[Given records]
◆ ◆ ◆ ◆ ◆ ◆ ◆
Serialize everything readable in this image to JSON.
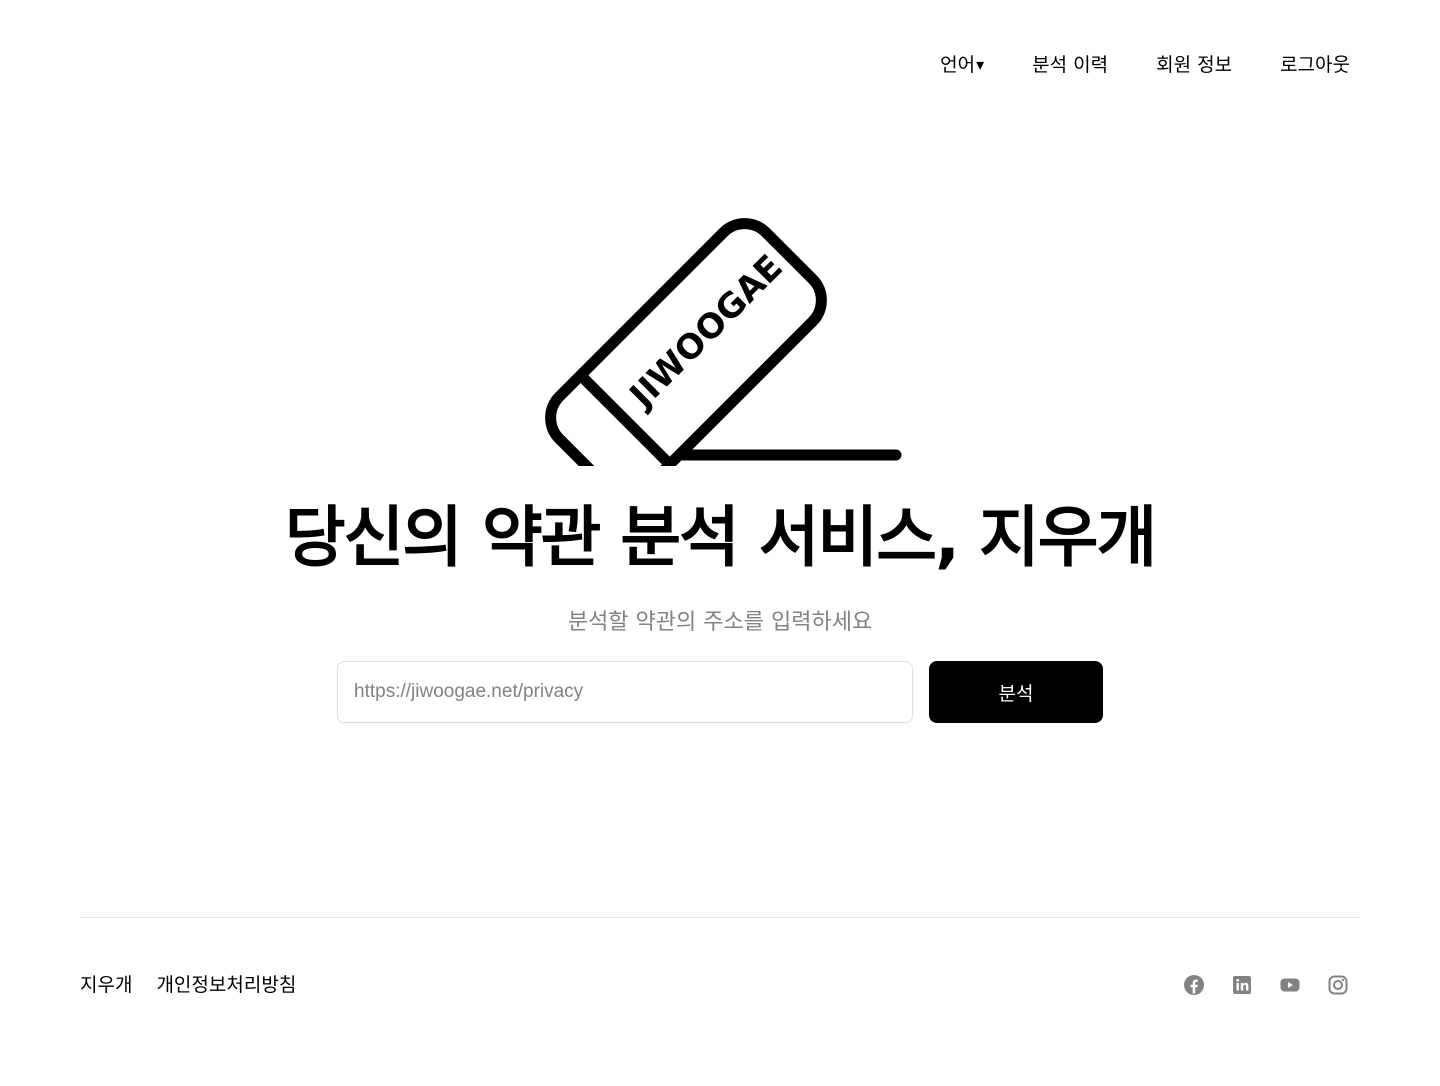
{
  "nav": {
    "language_label": "언어",
    "language_caret": "▾",
    "history": "분석 이력",
    "profile": "회원 정보",
    "logout": "로그아웃"
  },
  "logo": {
    "text": "JIWOOGAE"
  },
  "hero": {
    "title": "당신의 약관 분석 서비스, 지우개",
    "subtitle": "분석할 약관의 주소를 입력하세요"
  },
  "form": {
    "url_placeholder": "https://jiwoogae.net/privacy",
    "url_value": "",
    "submit_label": "분석"
  },
  "footer": {
    "brand": "지우개",
    "privacy_policy": "개인정보처리방침",
    "social_icons": [
      "facebook-icon",
      "linkedin-icon",
      "youtube-icon",
      "instagram-icon"
    ],
    "icon_color": "#828282"
  },
  "colors": {
    "primary": "#000000",
    "muted_text": "#828282",
    "divider": "#e6e6e6",
    "background": "#ffffff"
  }
}
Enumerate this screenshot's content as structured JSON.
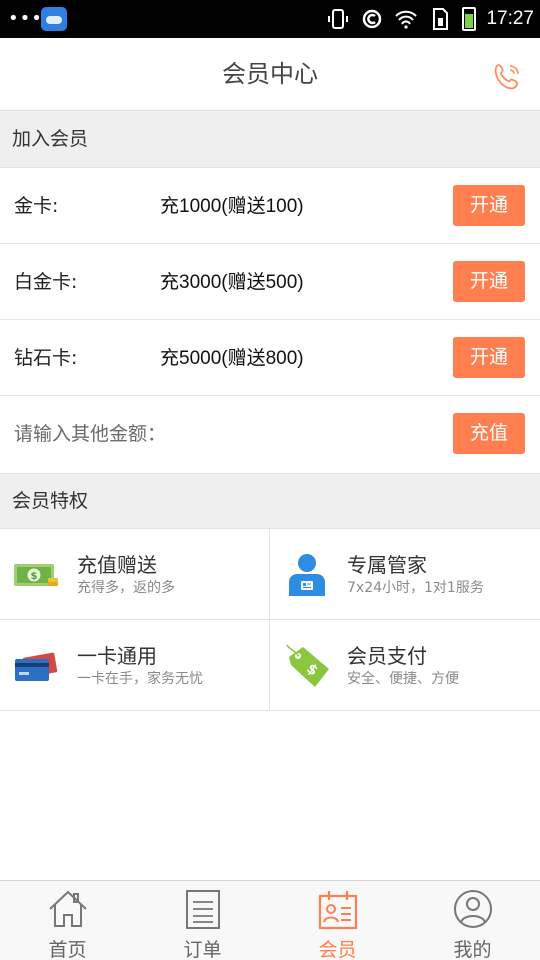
{
  "status_bar": {
    "dots": "•••",
    "time": "17:27",
    "battery_color": "#7ad14b"
  },
  "header": {
    "title": "会员中心",
    "phone_icon": "phone-icon"
  },
  "join_section": {
    "title": "加入会员",
    "rows": [
      {
        "label": "金卡:",
        "prefix": "充",
        "amount": "1000(赠送100)",
        "button": "开通"
      },
      {
        "label": "白金卡:",
        "prefix": "充",
        "amount": "3000(赠送500)",
        "button": "开通"
      },
      {
        "label": "钻石卡:",
        "prefix": "充",
        "amount": "5000(赠送800)",
        "button": "开通"
      }
    ],
    "custom": {
      "placeholder": "请输入其他金额：",
      "button": "充值"
    }
  },
  "privileges_section": {
    "title": "会员特权",
    "items": [
      {
        "title": "充值赠送",
        "subtitle": "充得多，返的多",
        "icon": "money-icon"
      },
      {
        "title": "专属管家",
        "subtitle": "7x24小时，1对1服务",
        "icon": "butler-icon"
      },
      {
        "title": "一卡通用",
        "subtitle": "一卡在手，家务无忧",
        "icon": "card-icon"
      },
      {
        "title": "会员支付",
        "subtitle": "安全、便捷、方便",
        "icon": "price-tag-icon"
      }
    ]
  },
  "tab_bar": {
    "tabs": [
      {
        "label": "首页",
        "icon": "home-icon"
      },
      {
        "label": "订单",
        "icon": "order-icon"
      },
      {
        "label": "会员",
        "icon": "member-icon",
        "active": true
      },
      {
        "label": "我的",
        "icon": "profile-icon"
      }
    ]
  },
  "colors": {
    "accent": "#ff7f50",
    "section_bg": "#efefef",
    "inactive_tab": "#666666"
  }
}
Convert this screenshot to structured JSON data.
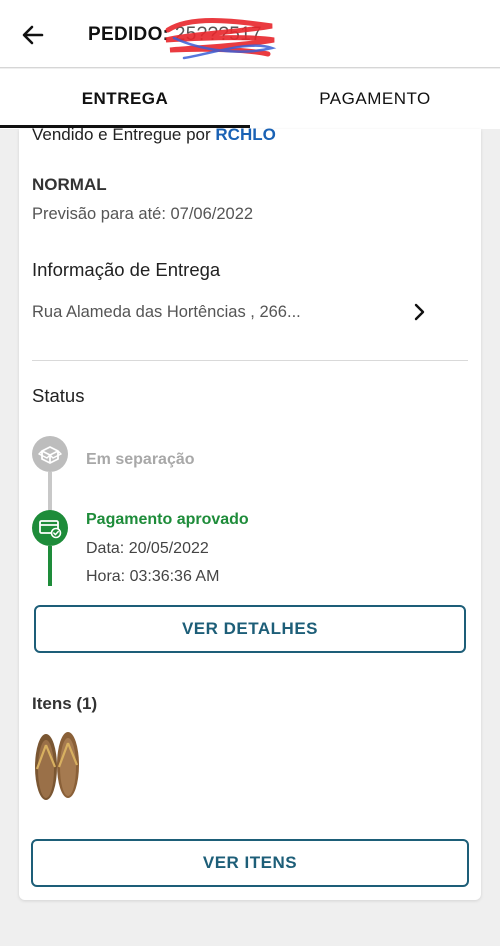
{
  "header": {
    "back_icon": "arrow-left-icon",
    "order_label": "PEDIDO:",
    "order_number": "25???517"
  },
  "tabs": [
    {
      "label": "ENTREGA",
      "active": true
    },
    {
      "label": "PAGAMENTO",
      "active": false
    }
  ],
  "seller": {
    "prefix": "Vendido e Entregue por",
    "name": "RCHLO"
  },
  "shipping": {
    "type": "NORMAL",
    "forecast": "Previsão para até: 07/06/2022"
  },
  "delivery": {
    "title": "Informação de Entrega",
    "address": "Rua Alameda das Hortências , 266..."
  },
  "status": {
    "title": "Status",
    "steps": [
      {
        "label": "Em separação",
        "icon": "box-icon",
        "state": "pending"
      },
      {
        "label": "Pagamento aprovado",
        "icon": "card-check-icon",
        "state": "done",
        "date": "Data: 20/05/2022",
        "time": "Hora: 03:36:36 AM"
      }
    ]
  },
  "buttons": {
    "details": "VER DETALHES",
    "items": "VER ITENS"
  },
  "items": {
    "title": "Itens (1)",
    "thumb_icon": "flip-flop-sandals-image"
  },
  "colors": {
    "accent": "#1d5e78",
    "seller_blue": "#1a62b5",
    "success": "#1e8c3a",
    "pending": "#bdbdbd"
  }
}
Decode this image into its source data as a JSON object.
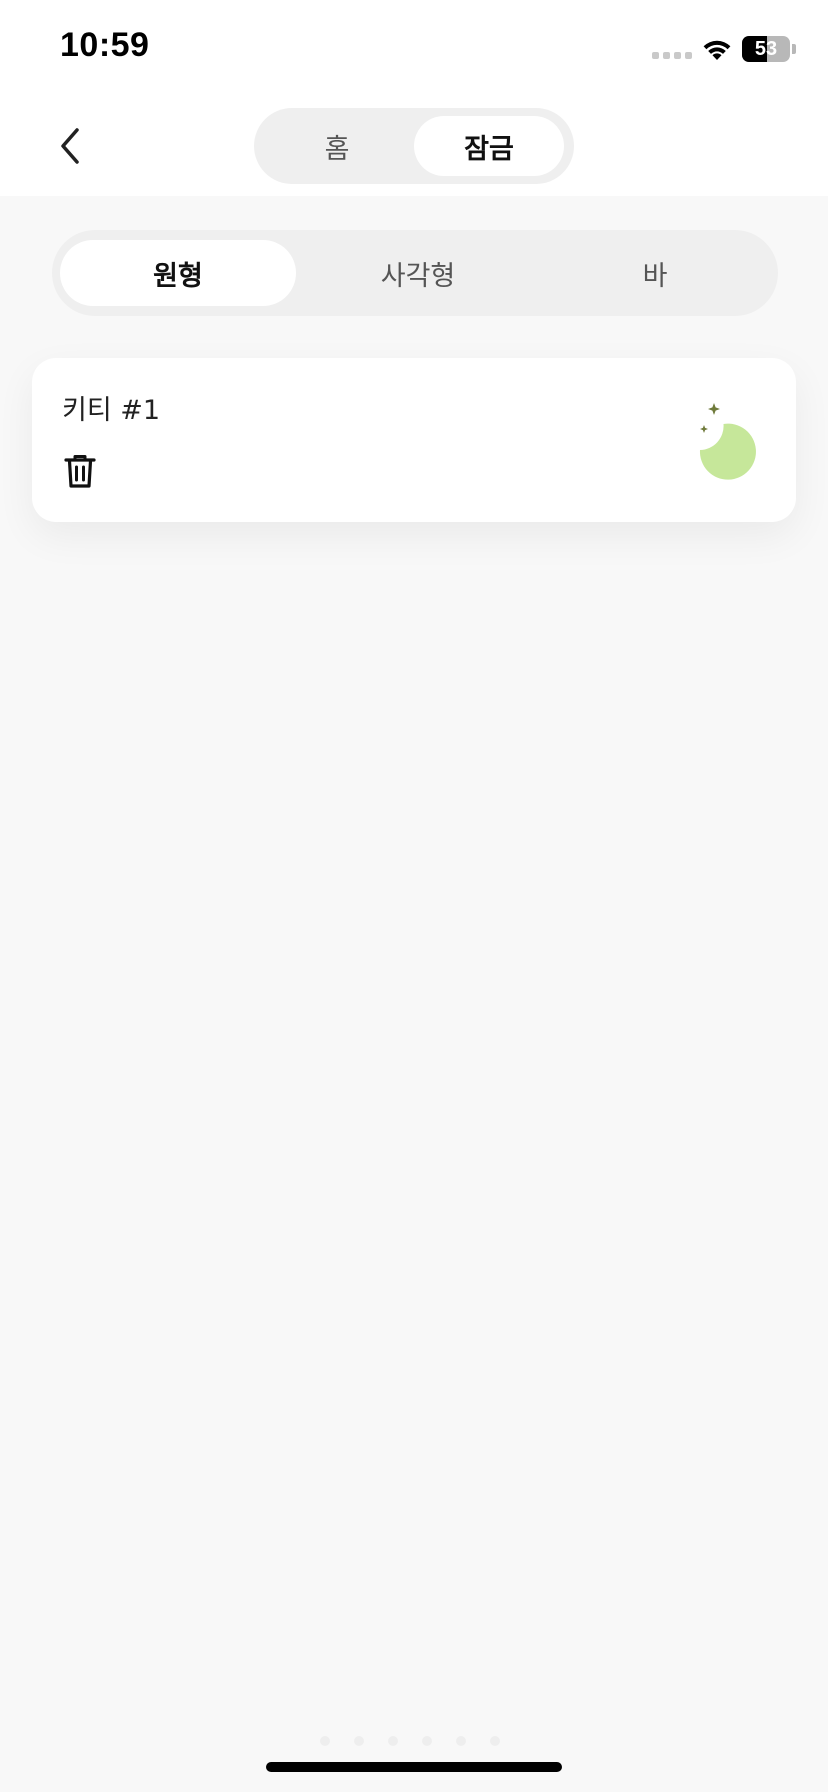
{
  "status_bar": {
    "time": "10:59",
    "battery_level": "53",
    "battery_fraction": 0.53
  },
  "nav": {
    "back_icon": "chevron-left-icon",
    "toggle": {
      "home_label": "홈",
      "sleep_label": "잠금",
      "selected": "잠금"
    }
  },
  "shape_tabs": {
    "circle_label": "원형",
    "square_label": "사각형",
    "bar_label": "바",
    "selected": "원형"
  },
  "widgets": [
    {
      "name": "키티 #1",
      "delete_icon": "trash-icon",
      "preview_icon": "moon-icon",
      "preview_color": "#c6e79a"
    }
  ],
  "colors": {
    "background": "#f8f8f8",
    "card": "#ffffff",
    "segment_track": "#efefef",
    "accent_moon": "#c6e79a",
    "sparkle": "#6f7a3a"
  }
}
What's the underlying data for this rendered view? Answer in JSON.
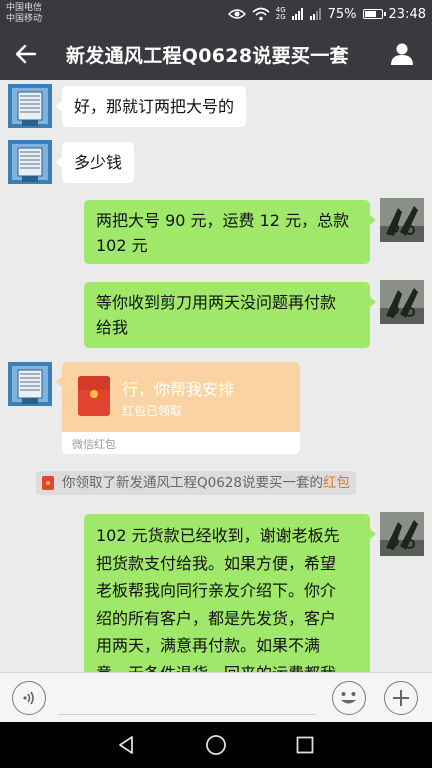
{
  "status_bar": {
    "carrier1": "中国电信",
    "carrier2": "中国移动",
    "net1": "4G",
    "net2": "2G",
    "battery_percent_text": "75%",
    "battery_level": 0.75,
    "time": "23:48"
  },
  "header": {
    "title": "新发通风工程Q0628说要买一套",
    "back_icon": "back-arrow-icon",
    "profile_icon": "person-icon"
  },
  "messages": [
    {
      "side": "in",
      "text": "好，那就订两把大号的"
    },
    {
      "side": "in",
      "text": "多少钱"
    },
    {
      "side": "out",
      "line1": "两把大号 90 元，运费 12 元，总款",
      "line2": "102 元"
    },
    {
      "side": "out",
      "line1": "等你收到剪刀用两天没问题再付款",
      "line2": "给我"
    },
    {
      "side": "in",
      "type": "red_packet",
      "text": "行，你帮我安排",
      "status": "红包已领取",
      "footer": "微信红包"
    },
    {
      "side": "system",
      "text": "你领取了新发通风工程Q0628说要买一套的",
      "link": "红包"
    },
    {
      "side": "out",
      "lines": [
        "102 元货款已经收到，谢谢老板先",
        "把货款支付给我。如果方便，希望",
        "老板帮我向同行亲友介绍下。你介",
        "绍的所有客户，都是先发货，客户",
        "用两天，满意再付款。如果不满",
        "意，无条件退货，回来的运费都我"
      ]
    }
  ],
  "input_bar": {
    "voice_icon": "voice-icon",
    "emoji_icon": "emoji-icon",
    "plus_icon": "plus-icon"
  },
  "nav_bar": {
    "back_icon": "nav-back-icon",
    "home_icon": "nav-home-icon",
    "recents_icon": "nav-recents-icon"
  },
  "colors": {
    "header_bg": "#393a3f",
    "chat_bg": "#ebebeb",
    "outgoing_bubble": "#9fe86a",
    "incoming_bubble": "#ffffff",
    "red_packet_bg": "#fbd3a2",
    "system_link": "#e6722c"
  }
}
◆ ◆ ◆ ◆ ◆ ◆ ◆
[Requirement]
From the listing above, collect every line that mentions the word "arrow".

[Solution for this exercise]
    "back_icon": "arrow-left-icon",
    "back_icon": "back-arrow-icon",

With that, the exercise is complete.